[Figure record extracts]
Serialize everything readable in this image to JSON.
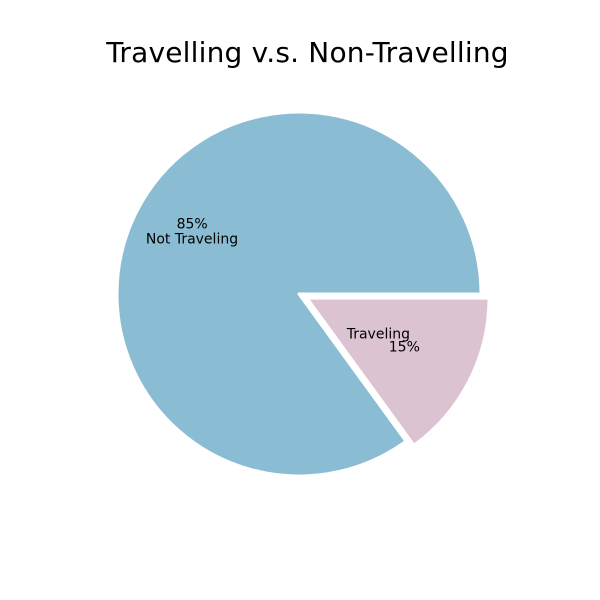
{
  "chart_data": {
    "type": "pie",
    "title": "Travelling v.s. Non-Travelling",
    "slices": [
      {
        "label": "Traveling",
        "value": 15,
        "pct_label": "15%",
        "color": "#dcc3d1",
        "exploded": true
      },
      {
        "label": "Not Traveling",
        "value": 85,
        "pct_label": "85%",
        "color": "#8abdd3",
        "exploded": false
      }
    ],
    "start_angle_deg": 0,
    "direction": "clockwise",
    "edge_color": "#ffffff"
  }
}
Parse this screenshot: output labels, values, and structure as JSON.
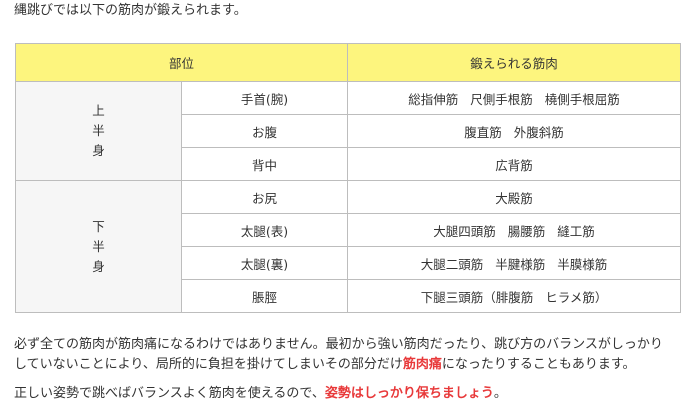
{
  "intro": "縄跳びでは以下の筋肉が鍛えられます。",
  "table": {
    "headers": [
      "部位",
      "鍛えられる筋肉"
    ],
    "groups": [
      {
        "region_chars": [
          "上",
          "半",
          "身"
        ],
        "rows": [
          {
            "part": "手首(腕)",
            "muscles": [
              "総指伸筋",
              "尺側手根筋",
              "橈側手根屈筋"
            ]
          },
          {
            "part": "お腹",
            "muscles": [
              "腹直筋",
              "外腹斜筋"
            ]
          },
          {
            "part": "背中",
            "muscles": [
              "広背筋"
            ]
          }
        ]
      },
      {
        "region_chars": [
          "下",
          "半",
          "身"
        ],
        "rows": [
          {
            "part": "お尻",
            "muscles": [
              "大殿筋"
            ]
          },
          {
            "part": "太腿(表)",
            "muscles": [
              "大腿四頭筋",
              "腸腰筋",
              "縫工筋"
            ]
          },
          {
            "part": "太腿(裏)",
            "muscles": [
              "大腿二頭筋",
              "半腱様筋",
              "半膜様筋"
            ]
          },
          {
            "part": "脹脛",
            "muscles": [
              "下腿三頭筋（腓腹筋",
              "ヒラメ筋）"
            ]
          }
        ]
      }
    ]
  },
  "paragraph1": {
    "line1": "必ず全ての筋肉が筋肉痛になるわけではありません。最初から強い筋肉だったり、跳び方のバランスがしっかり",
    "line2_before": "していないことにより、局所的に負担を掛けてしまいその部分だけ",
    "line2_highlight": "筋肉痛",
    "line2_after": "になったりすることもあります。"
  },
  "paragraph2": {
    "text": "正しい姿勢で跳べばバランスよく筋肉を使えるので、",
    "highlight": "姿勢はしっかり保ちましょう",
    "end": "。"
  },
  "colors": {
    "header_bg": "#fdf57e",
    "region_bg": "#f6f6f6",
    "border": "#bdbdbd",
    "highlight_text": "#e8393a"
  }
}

**Written exercise**
Drop the pictures and reproduce the rest of the entries above exactly.

**Exercise solution**
Serialize everything readable in this image to JSON.
{
  "chart_data": {
    "type": "pie",
    "title": "Travelling v.s. Non-Travelling",
    "slices": [
      {
        "label": "Traveling",
        "value": 15,
        "pct_label": "15%",
        "color": "#dcc3d1",
        "exploded": true
      },
      {
        "label": "Not Traveling",
        "value": 85,
        "pct_label": "85%",
        "color": "#8abdd3",
        "exploded": false
      }
    ],
    "start_angle_deg": 0,
    "direction": "clockwise",
    "edge_color": "#ffffff"
  }
}
Parse this screenshot: output labels, values, and structure as JSON.
{
  "intro": "縄跳びでは以下の筋肉が鍛えられます。",
  "table": {
    "headers": [
      "部位",
      "鍛えられる筋肉"
    ],
    "groups": [
      {
        "region_chars": [
          "上",
          "半",
          "身"
        ],
        "rows": [
          {
            "part": "手首(腕)",
            "muscles": [
              "総指伸筋",
              "尺側手根筋",
              "橈側手根屈筋"
            ]
          },
          {
            "part": "お腹",
            "muscles": [
              "腹直筋",
              "外腹斜筋"
            ]
          },
          {
            "part": "背中",
            "muscles": [
              "広背筋"
            ]
          }
        ]
      },
      {
        "region_chars": [
          "下",
          "半",
          "身"
        ],
        "rows": [
          {
            "part": "お尻",
            "muscles": [
              "大殿筋"
            ]
          },
          {
            "part": "太腿(表)",
            "muscles": [
              "大腿四頭筋",
              "腸腰筋",
              "縫工筋"
            ]
          },
          {
            "part": "太腿(裏)",
            "muscles": [
              "大腿二頭筋",
              "半腱様筋",
              "半膜様筋"
            ]
          },
          {
            "part": "脹脛",
            "muscles": [
              "下腿三頭筋（腓腹筋",
              "ヒラメ筋）"
            ]
          }
        ]
      }
    ]
  },
  "paragraph1": {
    "line1": "必ず全ての筋肉が筋肉痛になるわけではありません。最初から強い筋肉だったり、跳び方のバランスがしっかり",
    "line2_before": "していないことにより、局所的に負担を掛けてしまいその部分だけ",
    "line2_highlight": "筋肉痛",
    "line2_after": "になったりすることもあります。"
  },
  "paragraph2": {
    "text": "正しい姿勢で跳べばバランスよく筋肉を使えるので、",
    "highlight": "姿勢はしっかり保ちましょう",
    "end": "。"
  },
  "colors": {
    "header_bg": "#fdf57e",
    "region_bg": "#f6f6f6",
    "border": "#bdbdbd",
    "highlight_text": "#e8393a"
  }
}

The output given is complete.